— WHAT IS NEEDED —
Copy each line of the material below that includes the string "Master".

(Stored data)
--- Begin ---
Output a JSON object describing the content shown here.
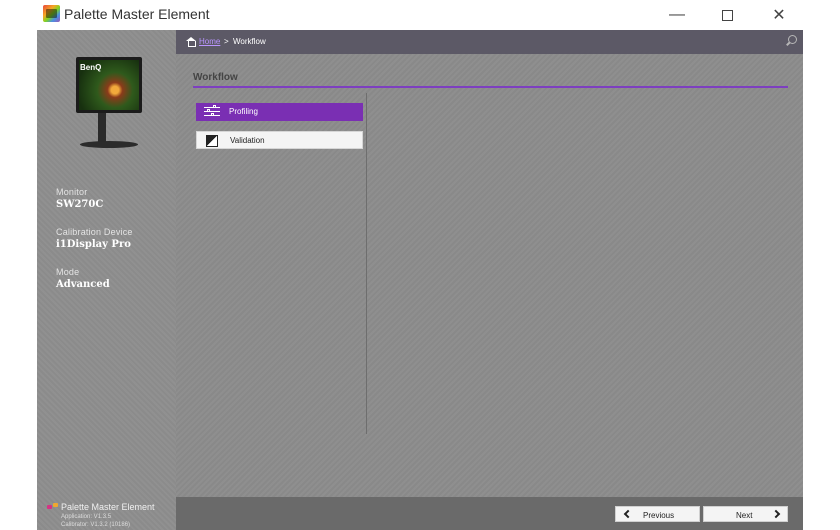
{
  "window": {
    "title": "Palette Master Element",
    "minimize_glyph": "—",
    "close_glyph": "✕"
  },
  "sidebar": {
    "monitor_brand": "BenQ",
    "info": [
      {
        "label": "Monitor",
        "value": "SW270C"
      },
      {
        "label": "Calibration Device",
        "value": "i1Display Pro"
      },
      {
        "label": "Mode",
        "value": "Advanced"
      }
    ],
    "footer": {
      "app_name": "Palette Master Element",
      "application_version": "Application: V1.3.5",
      "calibrator_version": "Calibrator: V1.3.2 (10186)"
    }
  },
  "breadcrumb": {
    "home": "Home",
    "separator": ">",
    "current": "Workflow"
  },
  "main": {
    "section_title": "Workflow",
    "workflow_items": [
      {
        "label": "Profiling",
        "icon": "sliders-icon",
        "selected": true
      },
      {
        "label": "Validation",
        "icon": "half-contrast-icon",
        "selected": false
      }
    ]
  },
  "nav": {
    "previous_label": "Previous",
    "next_label": "Next"
  },
  "colors": {
    "accent": "#7a2fb3",
    "breadcrumb_bar": "#5c5966",
    "link": "#b995ff",
    "panel_gray": "#8c8c8c"
  }
}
--- End ---
— ANSWER FOR THIS EXERCISE —
    "title": "Palette Master Element",
      "app_name": "Palette Master Element",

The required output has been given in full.